## Aim of the task
List each distinct time constant, in picoseconds, given in the abstract below on the Zn(II)porphyrin–[26]hexaphyrin–Zn(II)porphyrin hybrid tape.

___ Excerpted passage ___

A very rapid electronic relaxation process in a highly conjugated Zn(ii)porphyrin–[26]hexaphyrin–Zn(ii)porphyrin hybrid tape

Abstract

The excited-state energy relaxation processes of a Zn(II)porphyrin–[26]hexaphyrin–Zn(II)porphyrin triply linked hybrid tape, FZn, have been investigated by femtosecond transient absorption spectroscopy (TA), using a directly meso–meso linked hybrid trimer, HZn, as a reference compound. FZn has a very small S₁–S₀ energy gap through the expansion of π-conjugation and the absorption band at 1897 nm corresponds to its lowest singlet excited-state as a consequence of enhanced transition dipole moment that lies parallel to the long molecular axis. In TA measurements, we observe an energy transfer process (0.4 ps) from the Zn(II)porphyrin moiety to the [26]hexaphyrin core in HZn. In contrast to HZn, a biexponential decay with the time constants of 0.25 and 6.5 ps was observed in the decay profile of FZn. The detailed analysis of excitation wavelength, temperature and solvent dependent TA in FZn revealed that the electronic relaxation process (0.25 ps) from S₁ to S₀ is faster than the vibrational relaxation processes (5.9 ps) in the excited and ground states due to a very small S₁–S₀ energy gap through the expansion of π-conjugation. Accordingly, we demonstrate that electronic deactivation overtakes vibrational relaxation processes in a highly conjugated FZn.

___ Data extracts ___

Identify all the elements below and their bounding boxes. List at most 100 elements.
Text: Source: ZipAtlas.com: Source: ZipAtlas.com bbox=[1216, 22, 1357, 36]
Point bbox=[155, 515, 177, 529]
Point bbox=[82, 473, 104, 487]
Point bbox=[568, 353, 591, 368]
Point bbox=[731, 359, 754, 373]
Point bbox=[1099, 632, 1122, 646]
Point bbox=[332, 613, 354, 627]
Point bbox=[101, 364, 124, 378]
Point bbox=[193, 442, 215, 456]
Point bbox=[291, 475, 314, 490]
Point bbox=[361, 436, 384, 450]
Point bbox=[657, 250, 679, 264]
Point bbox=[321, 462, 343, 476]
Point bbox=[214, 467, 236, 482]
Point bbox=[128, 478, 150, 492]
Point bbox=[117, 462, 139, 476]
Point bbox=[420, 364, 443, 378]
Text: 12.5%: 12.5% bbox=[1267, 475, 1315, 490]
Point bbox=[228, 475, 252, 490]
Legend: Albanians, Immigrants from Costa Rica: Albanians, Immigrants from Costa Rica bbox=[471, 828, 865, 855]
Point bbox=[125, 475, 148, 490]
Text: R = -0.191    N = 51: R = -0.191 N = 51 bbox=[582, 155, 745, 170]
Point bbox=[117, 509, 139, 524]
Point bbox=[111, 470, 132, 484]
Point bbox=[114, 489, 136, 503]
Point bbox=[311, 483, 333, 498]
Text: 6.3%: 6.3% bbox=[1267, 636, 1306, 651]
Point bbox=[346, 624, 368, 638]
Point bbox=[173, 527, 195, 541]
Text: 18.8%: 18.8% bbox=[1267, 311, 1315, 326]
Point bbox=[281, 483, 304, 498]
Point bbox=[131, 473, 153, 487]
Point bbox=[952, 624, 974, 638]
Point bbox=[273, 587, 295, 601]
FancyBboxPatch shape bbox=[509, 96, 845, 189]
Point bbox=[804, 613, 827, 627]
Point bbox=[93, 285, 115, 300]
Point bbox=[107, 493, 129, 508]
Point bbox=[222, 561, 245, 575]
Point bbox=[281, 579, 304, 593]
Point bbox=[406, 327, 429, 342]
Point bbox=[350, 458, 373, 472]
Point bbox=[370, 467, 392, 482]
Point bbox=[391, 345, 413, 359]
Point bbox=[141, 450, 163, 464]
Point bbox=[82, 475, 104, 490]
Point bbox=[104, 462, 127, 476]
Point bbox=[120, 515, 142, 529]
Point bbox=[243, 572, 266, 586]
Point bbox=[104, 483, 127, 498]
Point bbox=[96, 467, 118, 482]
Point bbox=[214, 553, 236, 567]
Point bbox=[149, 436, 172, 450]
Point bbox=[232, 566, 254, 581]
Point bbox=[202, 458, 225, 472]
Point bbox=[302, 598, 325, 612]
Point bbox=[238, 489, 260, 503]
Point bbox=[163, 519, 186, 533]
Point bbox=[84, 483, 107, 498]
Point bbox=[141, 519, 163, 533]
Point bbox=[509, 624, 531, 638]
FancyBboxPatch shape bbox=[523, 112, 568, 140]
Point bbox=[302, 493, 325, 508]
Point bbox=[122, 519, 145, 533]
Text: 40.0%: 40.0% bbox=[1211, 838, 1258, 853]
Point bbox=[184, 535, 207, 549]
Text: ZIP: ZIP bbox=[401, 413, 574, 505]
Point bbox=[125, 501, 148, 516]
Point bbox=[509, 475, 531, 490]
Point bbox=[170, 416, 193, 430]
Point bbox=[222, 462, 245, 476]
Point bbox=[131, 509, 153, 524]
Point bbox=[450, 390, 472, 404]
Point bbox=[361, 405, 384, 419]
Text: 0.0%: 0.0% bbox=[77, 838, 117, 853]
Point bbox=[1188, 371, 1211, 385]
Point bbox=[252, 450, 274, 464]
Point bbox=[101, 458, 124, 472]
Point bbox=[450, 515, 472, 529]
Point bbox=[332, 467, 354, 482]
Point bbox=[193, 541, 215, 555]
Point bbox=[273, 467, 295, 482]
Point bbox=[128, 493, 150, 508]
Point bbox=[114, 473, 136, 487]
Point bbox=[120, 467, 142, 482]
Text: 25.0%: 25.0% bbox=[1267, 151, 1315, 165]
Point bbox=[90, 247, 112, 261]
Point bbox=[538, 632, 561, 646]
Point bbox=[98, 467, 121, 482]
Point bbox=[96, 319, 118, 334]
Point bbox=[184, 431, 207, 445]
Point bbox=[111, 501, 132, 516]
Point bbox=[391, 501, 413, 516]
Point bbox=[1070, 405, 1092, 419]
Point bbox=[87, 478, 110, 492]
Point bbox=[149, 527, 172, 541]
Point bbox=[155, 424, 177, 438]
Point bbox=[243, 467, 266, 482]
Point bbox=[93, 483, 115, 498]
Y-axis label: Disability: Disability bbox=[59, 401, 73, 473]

___

## Response to the task
0.4 ps, 0.25 ps, 6.5 ps, 5.9 ps